## PROBLEM
Count the lines in the entries below that contain the word "name". Reply with only the number.

## INPUT DATA

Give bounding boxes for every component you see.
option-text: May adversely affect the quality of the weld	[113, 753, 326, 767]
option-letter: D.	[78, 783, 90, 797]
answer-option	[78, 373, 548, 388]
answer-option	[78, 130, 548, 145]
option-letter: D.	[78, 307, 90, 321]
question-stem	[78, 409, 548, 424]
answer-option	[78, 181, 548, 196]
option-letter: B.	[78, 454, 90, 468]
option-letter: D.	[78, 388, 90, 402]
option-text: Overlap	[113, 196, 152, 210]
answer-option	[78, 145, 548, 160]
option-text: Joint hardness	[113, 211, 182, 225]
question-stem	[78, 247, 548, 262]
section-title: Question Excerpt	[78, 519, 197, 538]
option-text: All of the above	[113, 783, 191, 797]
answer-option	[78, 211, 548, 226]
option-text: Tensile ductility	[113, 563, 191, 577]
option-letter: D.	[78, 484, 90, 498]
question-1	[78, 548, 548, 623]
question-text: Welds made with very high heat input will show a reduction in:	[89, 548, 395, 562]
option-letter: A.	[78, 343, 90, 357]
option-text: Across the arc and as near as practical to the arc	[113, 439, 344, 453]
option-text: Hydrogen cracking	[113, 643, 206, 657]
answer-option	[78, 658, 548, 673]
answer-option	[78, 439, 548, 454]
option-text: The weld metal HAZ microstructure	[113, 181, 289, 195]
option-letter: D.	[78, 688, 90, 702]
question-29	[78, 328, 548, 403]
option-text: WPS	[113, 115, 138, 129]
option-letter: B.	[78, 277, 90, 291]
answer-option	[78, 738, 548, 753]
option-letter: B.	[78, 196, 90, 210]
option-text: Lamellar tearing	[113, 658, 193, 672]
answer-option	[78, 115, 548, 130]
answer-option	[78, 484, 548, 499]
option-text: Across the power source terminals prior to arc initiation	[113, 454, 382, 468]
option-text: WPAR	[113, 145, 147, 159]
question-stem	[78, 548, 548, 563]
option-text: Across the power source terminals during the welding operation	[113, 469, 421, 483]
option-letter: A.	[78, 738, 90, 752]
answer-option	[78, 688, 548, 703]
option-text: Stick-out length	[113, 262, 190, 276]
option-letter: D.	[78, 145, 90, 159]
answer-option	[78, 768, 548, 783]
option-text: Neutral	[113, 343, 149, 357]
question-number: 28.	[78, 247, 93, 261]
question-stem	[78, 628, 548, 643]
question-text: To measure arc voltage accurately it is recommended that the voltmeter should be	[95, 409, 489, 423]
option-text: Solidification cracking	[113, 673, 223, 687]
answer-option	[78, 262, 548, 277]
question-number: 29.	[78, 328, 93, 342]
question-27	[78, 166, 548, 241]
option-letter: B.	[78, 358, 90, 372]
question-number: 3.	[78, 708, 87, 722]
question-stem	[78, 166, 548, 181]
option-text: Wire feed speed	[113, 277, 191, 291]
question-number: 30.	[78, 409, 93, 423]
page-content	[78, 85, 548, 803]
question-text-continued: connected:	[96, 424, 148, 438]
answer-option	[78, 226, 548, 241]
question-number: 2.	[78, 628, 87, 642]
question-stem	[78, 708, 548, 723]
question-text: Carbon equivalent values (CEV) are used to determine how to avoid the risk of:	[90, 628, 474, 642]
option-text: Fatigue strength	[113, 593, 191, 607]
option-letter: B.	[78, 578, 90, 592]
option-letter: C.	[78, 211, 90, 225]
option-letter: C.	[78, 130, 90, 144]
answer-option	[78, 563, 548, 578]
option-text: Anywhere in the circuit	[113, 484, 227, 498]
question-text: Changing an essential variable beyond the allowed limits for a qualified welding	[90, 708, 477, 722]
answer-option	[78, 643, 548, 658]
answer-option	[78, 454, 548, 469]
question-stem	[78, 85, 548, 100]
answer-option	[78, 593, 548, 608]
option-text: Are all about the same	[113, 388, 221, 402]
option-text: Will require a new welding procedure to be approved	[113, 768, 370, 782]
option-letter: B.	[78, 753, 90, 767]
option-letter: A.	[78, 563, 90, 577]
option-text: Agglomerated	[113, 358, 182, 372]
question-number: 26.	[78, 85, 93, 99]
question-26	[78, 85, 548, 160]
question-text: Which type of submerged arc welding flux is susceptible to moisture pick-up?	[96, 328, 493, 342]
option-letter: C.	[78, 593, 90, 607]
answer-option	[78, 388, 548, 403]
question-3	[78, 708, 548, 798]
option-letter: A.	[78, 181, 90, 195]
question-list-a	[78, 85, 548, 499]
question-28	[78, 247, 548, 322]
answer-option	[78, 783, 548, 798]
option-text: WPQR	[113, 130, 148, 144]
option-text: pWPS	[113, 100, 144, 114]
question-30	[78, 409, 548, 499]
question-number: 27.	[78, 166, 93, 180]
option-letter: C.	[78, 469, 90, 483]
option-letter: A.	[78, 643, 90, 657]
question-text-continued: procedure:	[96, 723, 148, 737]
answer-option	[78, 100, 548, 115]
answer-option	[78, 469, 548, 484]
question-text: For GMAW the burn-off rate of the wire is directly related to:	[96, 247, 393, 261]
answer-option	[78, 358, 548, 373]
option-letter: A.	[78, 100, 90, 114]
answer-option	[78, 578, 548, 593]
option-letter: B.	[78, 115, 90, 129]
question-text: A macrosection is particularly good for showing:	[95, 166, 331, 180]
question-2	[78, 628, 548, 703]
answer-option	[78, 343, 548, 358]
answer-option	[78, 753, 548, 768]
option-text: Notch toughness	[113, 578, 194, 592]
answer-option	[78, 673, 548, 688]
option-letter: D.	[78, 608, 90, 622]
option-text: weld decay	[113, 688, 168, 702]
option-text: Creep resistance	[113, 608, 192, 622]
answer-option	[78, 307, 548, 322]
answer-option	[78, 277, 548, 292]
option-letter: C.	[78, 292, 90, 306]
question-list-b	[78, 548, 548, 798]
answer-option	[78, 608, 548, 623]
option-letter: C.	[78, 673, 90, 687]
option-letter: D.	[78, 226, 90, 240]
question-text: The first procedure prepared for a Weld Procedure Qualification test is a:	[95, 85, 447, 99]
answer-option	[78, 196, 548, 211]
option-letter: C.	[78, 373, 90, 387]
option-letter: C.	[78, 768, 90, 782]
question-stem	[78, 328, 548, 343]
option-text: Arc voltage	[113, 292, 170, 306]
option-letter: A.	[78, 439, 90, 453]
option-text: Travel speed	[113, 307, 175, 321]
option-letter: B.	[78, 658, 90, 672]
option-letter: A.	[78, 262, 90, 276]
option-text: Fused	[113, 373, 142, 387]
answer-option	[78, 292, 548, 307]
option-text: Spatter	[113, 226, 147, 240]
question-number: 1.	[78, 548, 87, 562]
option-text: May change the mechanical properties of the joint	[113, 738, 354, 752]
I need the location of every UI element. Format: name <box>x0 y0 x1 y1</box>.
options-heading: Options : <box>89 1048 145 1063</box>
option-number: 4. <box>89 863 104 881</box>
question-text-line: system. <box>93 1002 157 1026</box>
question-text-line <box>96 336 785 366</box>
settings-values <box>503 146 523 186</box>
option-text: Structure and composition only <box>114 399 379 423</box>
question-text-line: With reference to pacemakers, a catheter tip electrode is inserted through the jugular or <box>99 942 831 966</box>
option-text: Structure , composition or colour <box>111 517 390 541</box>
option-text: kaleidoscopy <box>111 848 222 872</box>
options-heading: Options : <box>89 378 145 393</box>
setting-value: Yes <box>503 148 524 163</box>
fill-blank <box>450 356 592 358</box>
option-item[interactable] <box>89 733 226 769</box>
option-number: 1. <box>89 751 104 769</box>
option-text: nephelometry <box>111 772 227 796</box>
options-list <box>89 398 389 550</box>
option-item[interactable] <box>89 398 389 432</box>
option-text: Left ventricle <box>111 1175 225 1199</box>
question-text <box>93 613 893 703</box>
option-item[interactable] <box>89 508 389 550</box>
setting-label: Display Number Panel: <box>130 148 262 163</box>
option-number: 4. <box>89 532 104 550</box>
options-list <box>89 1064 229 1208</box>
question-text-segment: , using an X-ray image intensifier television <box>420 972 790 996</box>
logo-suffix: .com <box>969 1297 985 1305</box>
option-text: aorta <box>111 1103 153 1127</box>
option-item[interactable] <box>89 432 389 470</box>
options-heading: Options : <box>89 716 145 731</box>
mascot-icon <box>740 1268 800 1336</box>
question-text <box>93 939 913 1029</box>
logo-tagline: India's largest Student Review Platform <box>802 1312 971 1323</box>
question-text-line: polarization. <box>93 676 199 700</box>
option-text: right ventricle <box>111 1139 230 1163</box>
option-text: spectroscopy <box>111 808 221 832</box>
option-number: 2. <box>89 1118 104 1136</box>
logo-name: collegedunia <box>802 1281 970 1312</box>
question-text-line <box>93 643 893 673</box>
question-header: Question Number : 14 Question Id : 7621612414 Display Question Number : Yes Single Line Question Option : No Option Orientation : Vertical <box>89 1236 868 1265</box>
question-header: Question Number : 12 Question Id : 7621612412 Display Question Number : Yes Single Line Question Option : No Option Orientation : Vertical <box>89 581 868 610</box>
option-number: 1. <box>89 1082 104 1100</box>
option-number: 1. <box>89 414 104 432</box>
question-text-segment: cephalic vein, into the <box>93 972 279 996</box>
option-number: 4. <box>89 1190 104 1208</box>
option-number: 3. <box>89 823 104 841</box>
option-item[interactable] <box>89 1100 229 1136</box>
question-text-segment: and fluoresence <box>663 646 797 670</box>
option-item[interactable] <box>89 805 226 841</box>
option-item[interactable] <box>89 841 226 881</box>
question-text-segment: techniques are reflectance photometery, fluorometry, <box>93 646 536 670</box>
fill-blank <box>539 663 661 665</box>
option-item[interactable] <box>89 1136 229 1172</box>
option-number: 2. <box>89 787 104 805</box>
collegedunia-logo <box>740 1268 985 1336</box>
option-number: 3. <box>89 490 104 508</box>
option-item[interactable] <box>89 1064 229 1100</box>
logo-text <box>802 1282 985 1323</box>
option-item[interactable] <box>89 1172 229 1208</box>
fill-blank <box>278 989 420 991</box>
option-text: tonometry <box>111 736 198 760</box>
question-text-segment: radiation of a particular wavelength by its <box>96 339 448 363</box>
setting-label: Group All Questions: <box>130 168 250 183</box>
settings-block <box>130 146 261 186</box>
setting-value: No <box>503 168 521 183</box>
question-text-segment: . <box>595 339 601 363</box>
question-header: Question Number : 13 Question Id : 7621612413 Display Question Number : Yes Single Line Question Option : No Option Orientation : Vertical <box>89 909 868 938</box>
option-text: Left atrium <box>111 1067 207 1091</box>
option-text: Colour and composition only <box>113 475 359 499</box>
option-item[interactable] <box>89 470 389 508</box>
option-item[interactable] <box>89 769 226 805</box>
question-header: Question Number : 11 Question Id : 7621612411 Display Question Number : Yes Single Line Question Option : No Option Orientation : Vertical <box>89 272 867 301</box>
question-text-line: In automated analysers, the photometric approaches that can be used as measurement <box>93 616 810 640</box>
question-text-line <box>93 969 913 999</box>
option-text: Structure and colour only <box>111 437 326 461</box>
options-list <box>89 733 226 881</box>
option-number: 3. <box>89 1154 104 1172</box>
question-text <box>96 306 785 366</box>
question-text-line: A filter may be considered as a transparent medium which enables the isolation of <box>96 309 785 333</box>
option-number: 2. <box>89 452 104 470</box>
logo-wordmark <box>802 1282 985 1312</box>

## OUTPUT FOR THIS EXERCISE
2